Entries shown

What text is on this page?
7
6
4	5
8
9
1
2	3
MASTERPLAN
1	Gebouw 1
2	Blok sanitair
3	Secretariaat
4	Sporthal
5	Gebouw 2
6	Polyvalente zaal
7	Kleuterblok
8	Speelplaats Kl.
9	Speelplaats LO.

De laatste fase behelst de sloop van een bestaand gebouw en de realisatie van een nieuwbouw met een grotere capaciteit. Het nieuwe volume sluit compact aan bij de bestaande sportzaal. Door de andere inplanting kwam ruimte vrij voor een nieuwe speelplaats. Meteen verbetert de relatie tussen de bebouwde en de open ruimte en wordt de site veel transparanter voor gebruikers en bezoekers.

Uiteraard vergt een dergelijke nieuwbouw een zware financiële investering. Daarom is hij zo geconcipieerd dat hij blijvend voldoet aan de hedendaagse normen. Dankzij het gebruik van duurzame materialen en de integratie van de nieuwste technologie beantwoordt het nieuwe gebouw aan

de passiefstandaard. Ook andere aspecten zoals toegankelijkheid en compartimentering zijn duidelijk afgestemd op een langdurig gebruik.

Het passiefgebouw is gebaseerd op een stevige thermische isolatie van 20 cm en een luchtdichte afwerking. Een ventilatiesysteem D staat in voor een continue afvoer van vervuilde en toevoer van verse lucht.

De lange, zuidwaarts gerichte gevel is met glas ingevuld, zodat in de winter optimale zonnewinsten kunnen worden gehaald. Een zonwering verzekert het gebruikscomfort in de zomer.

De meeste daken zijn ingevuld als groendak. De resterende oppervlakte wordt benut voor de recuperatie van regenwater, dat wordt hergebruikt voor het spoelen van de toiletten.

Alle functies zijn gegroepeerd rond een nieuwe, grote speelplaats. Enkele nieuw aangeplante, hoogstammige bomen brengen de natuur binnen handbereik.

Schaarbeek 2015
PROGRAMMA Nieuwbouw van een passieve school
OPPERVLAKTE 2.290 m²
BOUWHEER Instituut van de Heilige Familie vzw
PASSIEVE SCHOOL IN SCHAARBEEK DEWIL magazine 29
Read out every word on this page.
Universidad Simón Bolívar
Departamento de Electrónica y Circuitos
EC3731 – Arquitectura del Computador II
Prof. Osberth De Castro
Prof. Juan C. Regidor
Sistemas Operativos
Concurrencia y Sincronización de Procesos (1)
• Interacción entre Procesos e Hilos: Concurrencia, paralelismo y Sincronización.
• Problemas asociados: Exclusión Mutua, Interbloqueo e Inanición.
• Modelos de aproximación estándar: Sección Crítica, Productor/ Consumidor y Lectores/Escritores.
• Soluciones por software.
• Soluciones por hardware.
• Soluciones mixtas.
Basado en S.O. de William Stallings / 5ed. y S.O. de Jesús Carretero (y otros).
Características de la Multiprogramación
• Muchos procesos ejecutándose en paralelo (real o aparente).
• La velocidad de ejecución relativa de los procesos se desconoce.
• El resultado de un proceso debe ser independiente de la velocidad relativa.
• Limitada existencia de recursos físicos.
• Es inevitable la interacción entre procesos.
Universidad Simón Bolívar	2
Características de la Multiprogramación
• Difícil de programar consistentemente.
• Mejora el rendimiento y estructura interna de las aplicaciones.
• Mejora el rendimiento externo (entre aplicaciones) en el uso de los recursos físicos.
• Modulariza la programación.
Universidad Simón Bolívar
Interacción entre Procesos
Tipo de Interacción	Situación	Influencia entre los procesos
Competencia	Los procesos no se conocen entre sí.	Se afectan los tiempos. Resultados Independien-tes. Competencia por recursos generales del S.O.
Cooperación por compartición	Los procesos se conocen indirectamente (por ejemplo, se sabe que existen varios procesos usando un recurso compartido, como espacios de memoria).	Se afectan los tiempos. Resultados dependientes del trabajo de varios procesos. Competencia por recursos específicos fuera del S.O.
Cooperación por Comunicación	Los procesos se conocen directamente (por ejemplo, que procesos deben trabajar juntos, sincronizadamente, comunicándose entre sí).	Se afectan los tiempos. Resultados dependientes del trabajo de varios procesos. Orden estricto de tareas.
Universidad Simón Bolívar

---

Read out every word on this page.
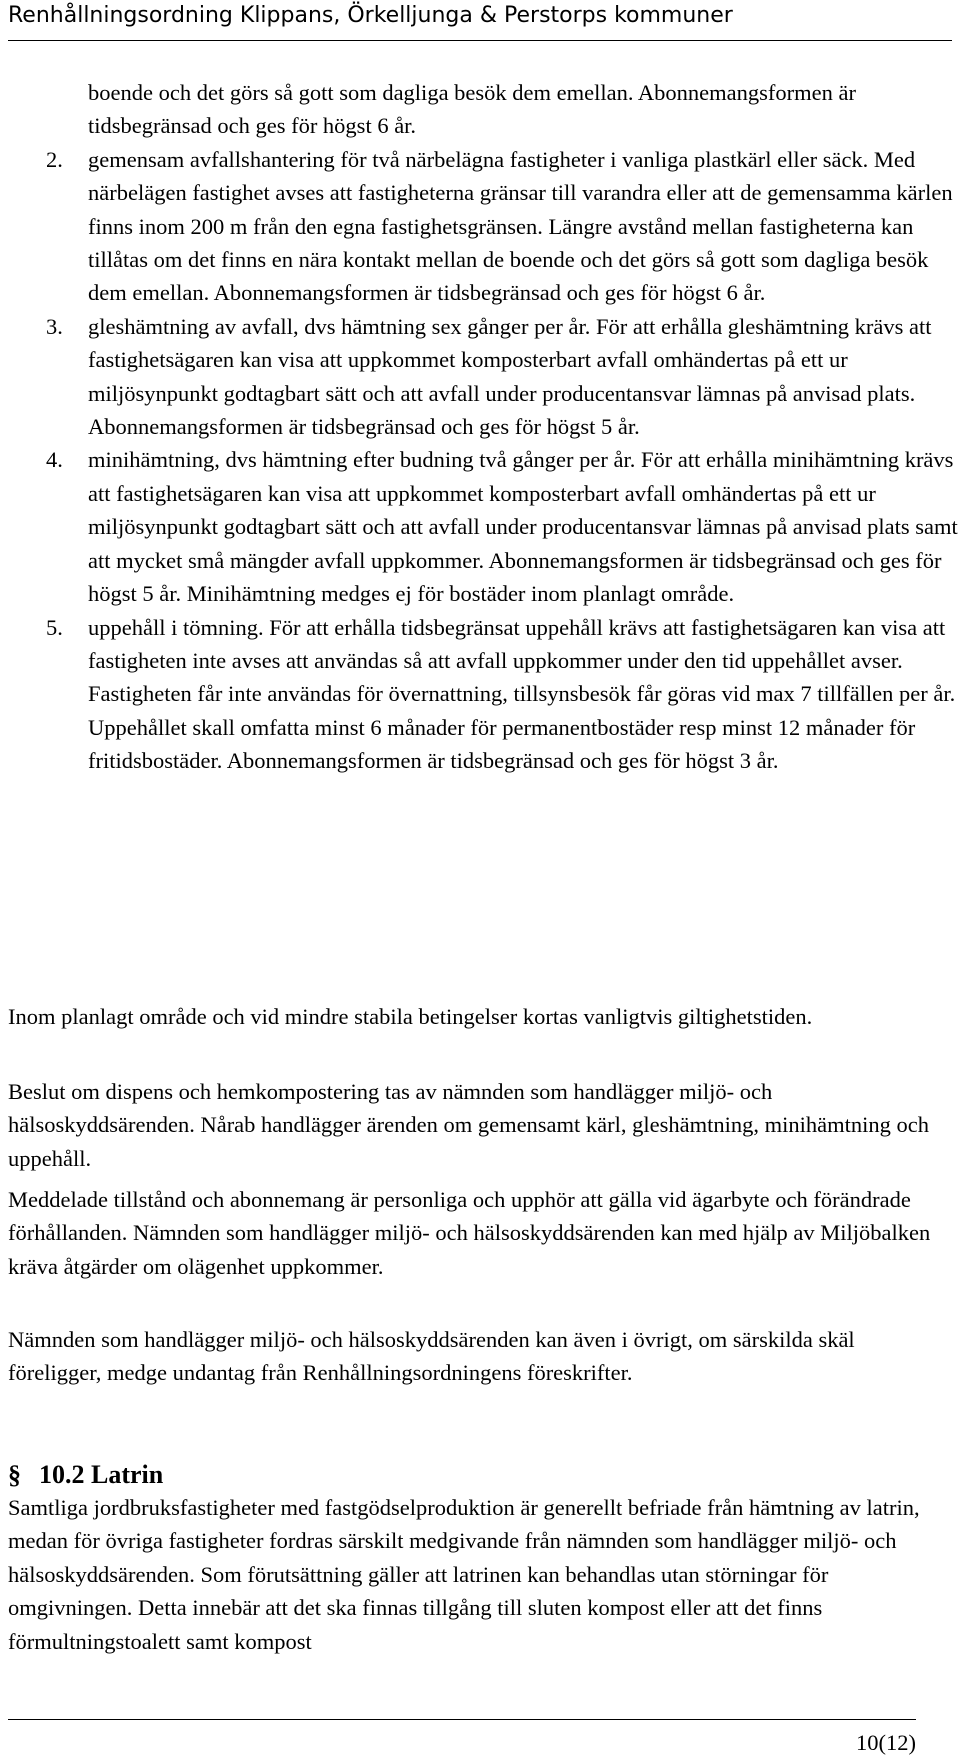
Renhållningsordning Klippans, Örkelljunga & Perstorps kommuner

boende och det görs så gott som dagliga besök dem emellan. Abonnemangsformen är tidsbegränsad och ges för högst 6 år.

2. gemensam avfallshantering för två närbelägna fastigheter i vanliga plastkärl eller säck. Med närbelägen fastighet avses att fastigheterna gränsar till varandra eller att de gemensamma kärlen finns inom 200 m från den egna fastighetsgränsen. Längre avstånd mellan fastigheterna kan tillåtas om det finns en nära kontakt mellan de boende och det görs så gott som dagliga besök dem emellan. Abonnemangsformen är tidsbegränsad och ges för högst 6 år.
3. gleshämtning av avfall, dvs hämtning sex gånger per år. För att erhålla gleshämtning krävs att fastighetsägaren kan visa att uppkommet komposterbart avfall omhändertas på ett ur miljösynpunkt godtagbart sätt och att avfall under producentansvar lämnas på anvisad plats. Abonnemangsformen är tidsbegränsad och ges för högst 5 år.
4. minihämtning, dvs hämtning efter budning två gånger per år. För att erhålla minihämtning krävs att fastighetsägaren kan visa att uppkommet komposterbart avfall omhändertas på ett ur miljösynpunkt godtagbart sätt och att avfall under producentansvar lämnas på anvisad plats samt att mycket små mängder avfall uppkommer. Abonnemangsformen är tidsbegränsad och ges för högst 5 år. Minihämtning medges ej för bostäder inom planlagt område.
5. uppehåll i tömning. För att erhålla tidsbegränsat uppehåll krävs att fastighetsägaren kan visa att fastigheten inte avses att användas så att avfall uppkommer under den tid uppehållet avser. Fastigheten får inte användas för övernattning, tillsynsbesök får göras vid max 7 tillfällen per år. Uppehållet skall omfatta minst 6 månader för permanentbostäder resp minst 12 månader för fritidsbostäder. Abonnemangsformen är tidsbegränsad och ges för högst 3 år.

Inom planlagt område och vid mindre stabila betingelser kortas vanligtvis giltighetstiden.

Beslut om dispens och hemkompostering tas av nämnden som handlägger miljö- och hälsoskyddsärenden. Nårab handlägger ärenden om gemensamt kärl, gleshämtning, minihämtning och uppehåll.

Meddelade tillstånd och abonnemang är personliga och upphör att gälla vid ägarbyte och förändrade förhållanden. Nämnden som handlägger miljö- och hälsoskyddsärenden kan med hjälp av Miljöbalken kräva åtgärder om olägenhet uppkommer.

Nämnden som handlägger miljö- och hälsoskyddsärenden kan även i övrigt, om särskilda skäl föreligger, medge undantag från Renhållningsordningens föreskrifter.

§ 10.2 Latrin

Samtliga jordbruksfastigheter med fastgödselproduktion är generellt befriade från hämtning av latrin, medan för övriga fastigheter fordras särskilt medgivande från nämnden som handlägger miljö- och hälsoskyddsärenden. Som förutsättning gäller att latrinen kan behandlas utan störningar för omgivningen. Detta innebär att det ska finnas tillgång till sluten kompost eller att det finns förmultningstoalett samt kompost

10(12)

The task
Looking at the listing above, count the lines that contain "físicos" and give nothing but the number.

Task answer
2